▶ **TASK TO COMPLETE**
Copy each line below in which the word "ylabel" occurs.

▶ **EXERCISE INPUT**
....

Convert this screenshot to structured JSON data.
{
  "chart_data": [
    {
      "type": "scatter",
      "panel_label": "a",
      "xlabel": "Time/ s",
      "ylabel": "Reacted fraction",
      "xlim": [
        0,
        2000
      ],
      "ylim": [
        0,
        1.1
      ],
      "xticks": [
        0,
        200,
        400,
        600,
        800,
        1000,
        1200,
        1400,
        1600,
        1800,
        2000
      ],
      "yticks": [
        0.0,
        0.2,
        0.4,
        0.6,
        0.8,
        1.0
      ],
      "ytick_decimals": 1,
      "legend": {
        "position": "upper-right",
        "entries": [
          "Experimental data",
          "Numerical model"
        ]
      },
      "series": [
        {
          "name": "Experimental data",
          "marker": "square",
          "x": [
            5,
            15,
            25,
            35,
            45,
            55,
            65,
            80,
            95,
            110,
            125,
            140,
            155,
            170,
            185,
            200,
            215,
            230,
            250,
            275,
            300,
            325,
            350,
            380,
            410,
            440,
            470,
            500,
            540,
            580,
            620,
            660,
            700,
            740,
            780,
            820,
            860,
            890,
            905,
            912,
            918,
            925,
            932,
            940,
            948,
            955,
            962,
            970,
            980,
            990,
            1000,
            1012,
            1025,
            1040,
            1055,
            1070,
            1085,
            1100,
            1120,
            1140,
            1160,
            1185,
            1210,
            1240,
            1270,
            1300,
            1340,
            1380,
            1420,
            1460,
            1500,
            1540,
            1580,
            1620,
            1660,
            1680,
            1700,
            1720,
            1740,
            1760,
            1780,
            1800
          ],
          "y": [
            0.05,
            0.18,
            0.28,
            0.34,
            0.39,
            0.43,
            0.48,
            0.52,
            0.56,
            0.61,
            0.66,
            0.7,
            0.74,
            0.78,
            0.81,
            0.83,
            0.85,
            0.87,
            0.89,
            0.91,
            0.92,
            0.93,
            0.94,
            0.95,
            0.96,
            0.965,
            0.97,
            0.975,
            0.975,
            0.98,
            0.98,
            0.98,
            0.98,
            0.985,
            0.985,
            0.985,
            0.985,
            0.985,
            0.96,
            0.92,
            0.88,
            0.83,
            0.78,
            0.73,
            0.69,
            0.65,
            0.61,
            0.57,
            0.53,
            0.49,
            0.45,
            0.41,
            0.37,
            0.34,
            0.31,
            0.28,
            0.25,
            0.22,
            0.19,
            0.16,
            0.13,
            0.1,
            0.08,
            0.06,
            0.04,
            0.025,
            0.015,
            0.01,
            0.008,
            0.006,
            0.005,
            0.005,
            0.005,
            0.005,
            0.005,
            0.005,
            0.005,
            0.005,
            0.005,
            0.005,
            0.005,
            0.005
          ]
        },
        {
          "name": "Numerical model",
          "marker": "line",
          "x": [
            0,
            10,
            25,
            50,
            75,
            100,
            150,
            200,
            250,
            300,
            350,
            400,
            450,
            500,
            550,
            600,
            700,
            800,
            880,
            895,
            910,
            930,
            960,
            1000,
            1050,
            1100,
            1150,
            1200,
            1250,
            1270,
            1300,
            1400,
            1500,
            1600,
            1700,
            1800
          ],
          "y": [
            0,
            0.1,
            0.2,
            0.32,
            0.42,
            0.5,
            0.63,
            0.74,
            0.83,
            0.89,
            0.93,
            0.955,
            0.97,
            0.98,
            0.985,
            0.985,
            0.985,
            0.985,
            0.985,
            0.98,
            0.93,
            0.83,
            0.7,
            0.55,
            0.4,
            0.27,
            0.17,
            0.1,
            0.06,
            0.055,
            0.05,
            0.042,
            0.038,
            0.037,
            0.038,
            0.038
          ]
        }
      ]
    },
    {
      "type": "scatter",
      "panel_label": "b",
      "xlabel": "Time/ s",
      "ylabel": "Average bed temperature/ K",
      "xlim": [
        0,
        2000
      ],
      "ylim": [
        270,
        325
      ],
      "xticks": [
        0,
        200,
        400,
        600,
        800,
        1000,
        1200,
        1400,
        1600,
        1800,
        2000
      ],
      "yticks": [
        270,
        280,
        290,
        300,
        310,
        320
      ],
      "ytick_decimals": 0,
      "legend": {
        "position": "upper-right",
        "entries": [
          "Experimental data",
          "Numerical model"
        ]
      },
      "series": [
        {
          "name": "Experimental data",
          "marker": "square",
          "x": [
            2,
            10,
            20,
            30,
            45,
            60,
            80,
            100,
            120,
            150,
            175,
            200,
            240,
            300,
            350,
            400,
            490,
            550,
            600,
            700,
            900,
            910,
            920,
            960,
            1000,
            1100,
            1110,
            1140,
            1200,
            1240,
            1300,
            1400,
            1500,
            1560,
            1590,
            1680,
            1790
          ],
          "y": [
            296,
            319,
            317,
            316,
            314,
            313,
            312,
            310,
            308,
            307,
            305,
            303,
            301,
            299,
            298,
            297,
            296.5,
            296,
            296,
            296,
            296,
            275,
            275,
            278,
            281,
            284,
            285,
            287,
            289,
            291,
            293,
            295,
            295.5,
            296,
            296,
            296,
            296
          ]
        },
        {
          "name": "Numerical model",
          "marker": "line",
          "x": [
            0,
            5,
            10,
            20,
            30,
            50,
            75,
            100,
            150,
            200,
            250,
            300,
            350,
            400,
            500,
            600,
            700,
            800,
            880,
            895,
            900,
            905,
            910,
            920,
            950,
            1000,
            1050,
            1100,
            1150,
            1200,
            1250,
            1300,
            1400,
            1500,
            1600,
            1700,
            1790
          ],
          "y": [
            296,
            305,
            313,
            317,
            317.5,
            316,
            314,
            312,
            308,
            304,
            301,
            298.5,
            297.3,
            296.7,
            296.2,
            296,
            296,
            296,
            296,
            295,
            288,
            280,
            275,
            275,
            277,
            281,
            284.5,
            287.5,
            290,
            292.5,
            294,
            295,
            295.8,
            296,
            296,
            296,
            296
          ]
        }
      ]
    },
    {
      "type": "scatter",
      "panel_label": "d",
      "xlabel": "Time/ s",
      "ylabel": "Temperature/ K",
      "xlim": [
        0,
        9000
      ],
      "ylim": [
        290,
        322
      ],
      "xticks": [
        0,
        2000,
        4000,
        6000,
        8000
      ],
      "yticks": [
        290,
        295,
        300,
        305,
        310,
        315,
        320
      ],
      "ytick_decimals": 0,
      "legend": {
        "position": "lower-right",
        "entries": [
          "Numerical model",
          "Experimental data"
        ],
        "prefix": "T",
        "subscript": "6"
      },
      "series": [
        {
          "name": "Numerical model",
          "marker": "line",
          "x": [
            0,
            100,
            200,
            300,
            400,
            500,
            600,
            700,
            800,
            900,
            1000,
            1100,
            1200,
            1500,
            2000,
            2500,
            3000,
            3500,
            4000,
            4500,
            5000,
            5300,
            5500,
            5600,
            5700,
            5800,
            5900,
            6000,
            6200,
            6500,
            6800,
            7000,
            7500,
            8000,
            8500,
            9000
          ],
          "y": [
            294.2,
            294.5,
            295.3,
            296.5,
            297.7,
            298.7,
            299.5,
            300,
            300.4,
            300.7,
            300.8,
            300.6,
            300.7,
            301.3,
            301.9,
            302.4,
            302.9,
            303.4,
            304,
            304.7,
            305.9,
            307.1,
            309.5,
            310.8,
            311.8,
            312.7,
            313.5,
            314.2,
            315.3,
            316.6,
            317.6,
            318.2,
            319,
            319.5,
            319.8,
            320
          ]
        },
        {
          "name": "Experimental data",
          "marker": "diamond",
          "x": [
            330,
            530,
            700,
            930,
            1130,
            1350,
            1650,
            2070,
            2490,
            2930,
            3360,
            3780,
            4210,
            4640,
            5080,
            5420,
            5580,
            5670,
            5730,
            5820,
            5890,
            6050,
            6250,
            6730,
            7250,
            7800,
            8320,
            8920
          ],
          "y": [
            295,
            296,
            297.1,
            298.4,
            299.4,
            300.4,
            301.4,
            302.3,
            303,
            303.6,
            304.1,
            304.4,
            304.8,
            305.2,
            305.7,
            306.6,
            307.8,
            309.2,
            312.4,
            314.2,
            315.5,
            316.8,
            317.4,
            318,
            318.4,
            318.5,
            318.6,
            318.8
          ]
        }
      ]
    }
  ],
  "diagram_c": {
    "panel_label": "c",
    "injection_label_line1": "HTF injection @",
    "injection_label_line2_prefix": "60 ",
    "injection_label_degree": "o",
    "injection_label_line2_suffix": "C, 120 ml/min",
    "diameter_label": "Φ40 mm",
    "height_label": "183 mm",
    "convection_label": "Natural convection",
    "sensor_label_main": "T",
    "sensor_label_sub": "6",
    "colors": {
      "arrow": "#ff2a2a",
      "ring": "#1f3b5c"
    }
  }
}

....

▶ **PROBLEM SOLUTION**
      "ylabel": "Reacted fraction",
      "ylabel": "Average bed temperature/ K",
      "ylabel": "Temperature/ K",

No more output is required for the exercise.